Goal: Can you reproduce the data beneath, keeping every line exact?

Record list:
______________________________

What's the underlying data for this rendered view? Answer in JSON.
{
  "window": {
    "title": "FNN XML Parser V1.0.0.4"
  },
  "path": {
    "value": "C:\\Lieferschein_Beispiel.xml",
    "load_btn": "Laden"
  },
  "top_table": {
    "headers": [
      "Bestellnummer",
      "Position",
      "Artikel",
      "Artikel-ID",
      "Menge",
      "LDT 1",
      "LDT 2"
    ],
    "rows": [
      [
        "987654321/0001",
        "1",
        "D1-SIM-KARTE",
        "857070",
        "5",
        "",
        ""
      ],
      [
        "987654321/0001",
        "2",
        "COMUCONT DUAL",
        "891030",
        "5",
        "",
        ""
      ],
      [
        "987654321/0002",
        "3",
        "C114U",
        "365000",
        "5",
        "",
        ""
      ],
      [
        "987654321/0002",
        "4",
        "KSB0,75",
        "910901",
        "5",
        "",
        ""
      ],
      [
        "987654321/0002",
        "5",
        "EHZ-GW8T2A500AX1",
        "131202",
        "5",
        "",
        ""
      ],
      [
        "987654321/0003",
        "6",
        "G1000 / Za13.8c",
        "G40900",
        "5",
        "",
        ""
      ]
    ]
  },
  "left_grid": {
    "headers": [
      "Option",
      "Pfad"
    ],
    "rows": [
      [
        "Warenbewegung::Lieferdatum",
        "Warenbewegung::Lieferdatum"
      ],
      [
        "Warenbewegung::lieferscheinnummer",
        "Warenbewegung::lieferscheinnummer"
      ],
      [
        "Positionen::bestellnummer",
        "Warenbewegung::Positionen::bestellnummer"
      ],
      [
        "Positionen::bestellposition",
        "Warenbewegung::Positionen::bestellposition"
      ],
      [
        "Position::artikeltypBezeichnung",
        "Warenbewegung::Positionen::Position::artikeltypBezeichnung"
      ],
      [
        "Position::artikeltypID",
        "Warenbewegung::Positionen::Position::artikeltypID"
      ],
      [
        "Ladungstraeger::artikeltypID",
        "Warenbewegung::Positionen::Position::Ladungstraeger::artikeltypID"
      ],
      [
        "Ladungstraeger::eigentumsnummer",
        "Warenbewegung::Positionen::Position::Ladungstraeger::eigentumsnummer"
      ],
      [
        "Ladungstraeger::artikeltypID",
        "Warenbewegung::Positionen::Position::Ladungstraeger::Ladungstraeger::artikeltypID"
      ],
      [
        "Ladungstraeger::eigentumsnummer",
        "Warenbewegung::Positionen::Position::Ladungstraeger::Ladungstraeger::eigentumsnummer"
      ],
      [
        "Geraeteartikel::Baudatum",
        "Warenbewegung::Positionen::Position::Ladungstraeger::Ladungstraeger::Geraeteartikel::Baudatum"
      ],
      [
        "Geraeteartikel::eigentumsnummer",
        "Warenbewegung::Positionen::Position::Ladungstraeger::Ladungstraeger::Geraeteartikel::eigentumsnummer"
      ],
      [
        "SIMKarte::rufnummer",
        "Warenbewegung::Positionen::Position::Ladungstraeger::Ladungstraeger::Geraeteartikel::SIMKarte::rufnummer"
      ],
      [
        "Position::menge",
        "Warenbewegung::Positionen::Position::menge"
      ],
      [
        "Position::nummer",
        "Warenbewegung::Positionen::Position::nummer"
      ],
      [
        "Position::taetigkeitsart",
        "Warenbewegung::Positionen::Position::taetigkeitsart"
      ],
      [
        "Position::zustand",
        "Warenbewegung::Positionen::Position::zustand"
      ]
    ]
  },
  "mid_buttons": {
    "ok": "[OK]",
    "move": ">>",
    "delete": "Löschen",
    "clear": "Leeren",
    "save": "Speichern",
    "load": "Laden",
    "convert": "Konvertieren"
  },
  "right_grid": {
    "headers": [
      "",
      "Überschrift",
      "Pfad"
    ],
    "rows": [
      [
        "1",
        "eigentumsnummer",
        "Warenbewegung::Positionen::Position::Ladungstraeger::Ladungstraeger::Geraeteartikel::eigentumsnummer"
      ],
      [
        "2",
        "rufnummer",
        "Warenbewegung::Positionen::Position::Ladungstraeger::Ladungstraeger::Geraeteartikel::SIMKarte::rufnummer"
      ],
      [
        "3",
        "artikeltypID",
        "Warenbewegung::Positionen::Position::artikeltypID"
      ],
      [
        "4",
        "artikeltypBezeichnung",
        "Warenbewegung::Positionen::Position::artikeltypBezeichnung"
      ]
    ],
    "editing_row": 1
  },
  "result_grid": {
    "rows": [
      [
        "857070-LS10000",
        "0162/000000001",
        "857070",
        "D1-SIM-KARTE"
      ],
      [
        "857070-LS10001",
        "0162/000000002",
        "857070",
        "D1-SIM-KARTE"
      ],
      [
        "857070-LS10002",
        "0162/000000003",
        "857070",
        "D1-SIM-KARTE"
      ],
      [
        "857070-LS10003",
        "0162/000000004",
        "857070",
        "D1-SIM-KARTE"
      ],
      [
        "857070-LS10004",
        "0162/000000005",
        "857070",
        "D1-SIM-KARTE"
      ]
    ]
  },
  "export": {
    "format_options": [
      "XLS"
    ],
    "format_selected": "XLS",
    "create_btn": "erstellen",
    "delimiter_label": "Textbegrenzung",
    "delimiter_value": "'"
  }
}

______________________________

Exercise output:
What's the underlying data for this rendered view? Answer in JSON.
{
  "window": {
    "title": "FNN XML Parser V1.0.0.4"
  },
  "path": {
    "value": "C:\\Lieferschein_Beispiel.xml",
    "load_btn": "Laden"
  },
  "top_table": {
    "headers": [
      "Bestellnummer",
      "Position",
      "Artikel",
      "Artikel-ID",
      "Menge",
      "LDT 1",
      "LDT 2"
    ],
    "rows": [
      [
        "987654321/0001",
        "1",
        "D1-SIM-KARTE",
        "857070",
        "5",
        "",
        ""
      ],
      [
        "987654321/0001",
        "2",
        "COMUCONT DUAL",
        "891030",
        "5",
        "",
        ""
      ],
      [
        "987654321/0002",
        "3",
        "C114U",
        "365000",
        "5",
        "",
        ""
      ],
      [
        "987654321/0002",
        "4",
        "KSB0,75",
        "910901",
        "5",
        "",
        ""
      ],
      [
        "987654321/0002",
        "5",
        "EHZ-GW8T2A500AX1",
        "131202",
        "5",
        "",
        ""
      ],
      [
        "987654321/0003",
        "6",
        "G1000 / Za13.8c",
        "G40900",
        "5",
        "",
        ""
      ]
    ]
  },
  "left_grid": {
    "headers": [
      "Option",
      "Pfad"
    ],
    "rows": [
      [
        "Warenbewegung::Lieferdatum",
        "Warenbewegung::Lieferdatum"
      ],
      [
        "Warenbewegung::lieferscheinnummer",
        "Warenbewegung::lieferscheinnummer"
      ],
      [
        "Positionen::bestellnummer",
        "Warenbewegung::Positionen::bestellnummer"
      ],
      [
        "Positionen::bestellposition",
        "Warenbewegung::Positionen::bestellposition"
      ],
      [
        "Position::artikeltypBezeichnung",
        "Warenbewegung::Positionen::Position::artikeltypBezeichnung"
      ],
      [
        "Position::artikeltypID",
        "Warenbewegung::Positionen::Position::artikeltypID"
      ],
      [
        "Ladungstraeger::artikeltypID",
        "Warenbewegung::Positionen::Position::Ladungstraeger::artikeltypID"
      ],
      [
        "Ladungstraeger::eigentumsnummer",
        "Warenbewegung::Positionen::Position::Ladungstraeger::eigentumsnummer"
      ],
      [
        "Ladungstraeger::artikeltypID",
        "Warenbewegung::Positionen::Position::Ladungstraeger::Ladungstraeger::artikeltypID"
      ],
      [
        "Ladungstraeger::eigentumsnummer",
        "Warenbewegung::Positionen::Position::Ladungstraeger::Ladungstraeger::eigentumsnummer"
      ],
      [
        "Geraeteartikel::Baudatum",
        "Warenbewegung::Positionen::Position::Ladungstraeger::Ladungstraeger::Geraeteartikel::Baudatum"
      ],
      [
        "Geraeteartikel::eigentumsnummer",
        "Warenbewegung::Positionen::Position::Ladungstraeger::Ladungstraeger::Geraeteartikel::eigentumsnummer"
      ],
      [
        "SIMKarte::rufnummer",
        "Warenbewegung::Positionen::Position::Ladungstraeger::Ladungstraeger::Geraeteartikel::SIMKarte::rufnummer"
      ],
      [
        "Position::menge",
        "Warenbewegung::Positionen::Position::menge"
      ],
      [
        "Position::nummer",
        "Warenbewegung::Positionen::Position::nummer"
      ],
      [
        "Position::taetigkeitsart",
        "Warenbewegung::Positionen::Position::taetigkeitsart"
      ],
      [
        "Position::zustand",
        "Warenbewegung::Positionen::Position::zustand"
      ]
    ]
  },
  "mid_buttons": {
    "ok": "[OK]",
    "move": ">>",
    "delete": "Löschen",
    "clear": "Leeren",
    "save": "Speichern",
    "load": "Laden",
    "convert": "Konvertieren"
  },
  "right_grid": {
    "headers": [
      "",
      "Überschrift",
      "Pfad"
    ],
    "rows": [
      [
        "1",
        "eigentumsnummer",
        "Warenbewegung::Positionen::Position::Ladungstraeger::Ladungstraeger::Geraeteartikel::eigentumsnummer"
      ],
      [
        "2",
        "rufnummer",
        "Warenbewegung::Positionen::Position::Ladungstraeger::Ladungstraeger::Geraeteartikel::SIMKarte::rufnummer"
      ],
      [
        "3",
        "artikeltypID",
        "Warenbewegung::Positionen::Position::artikeltypID"
      ],
      [
        "4",
        "artikeltypBezeichnung",
        "Warenbewegung::Positionen::Position::artikeltypBezeichnung"
      ]
    ],
    "editing_row": 1
  },
  "result_grid": {
    "rows": [
      [
        "857070-LS10000",
        "0162/000000001",
        "857070",
        "D1-SIM-KARTE"
      ],
      [
        "857070-LS10001",
        "0162/000000002",
        "857070",
        "D1-SIM-KARTE"
      ],
      [
        "857070-LS10002",
        "0162/000000003",
        "857070",
        "D1-SIM-KARTE"
      ],
      [
        "857070-LS10003",
        "0162/000000004",
        "857070",
        "D1-SIM-KARTE"
      ],
      [
        "857070-LS10004",
        "0162/000000005",
        "857070",
        "D1-SIM-KARTE"
      ]
    ]
  },
  "export": {
    "format_options": [
      "XLS"
    ],
    "format_selected": "XLS",
    "create_btn": "erstellen",
    "delimiter_label": "Textbegrenzung",
    "delimiter_value": "'"
  }
}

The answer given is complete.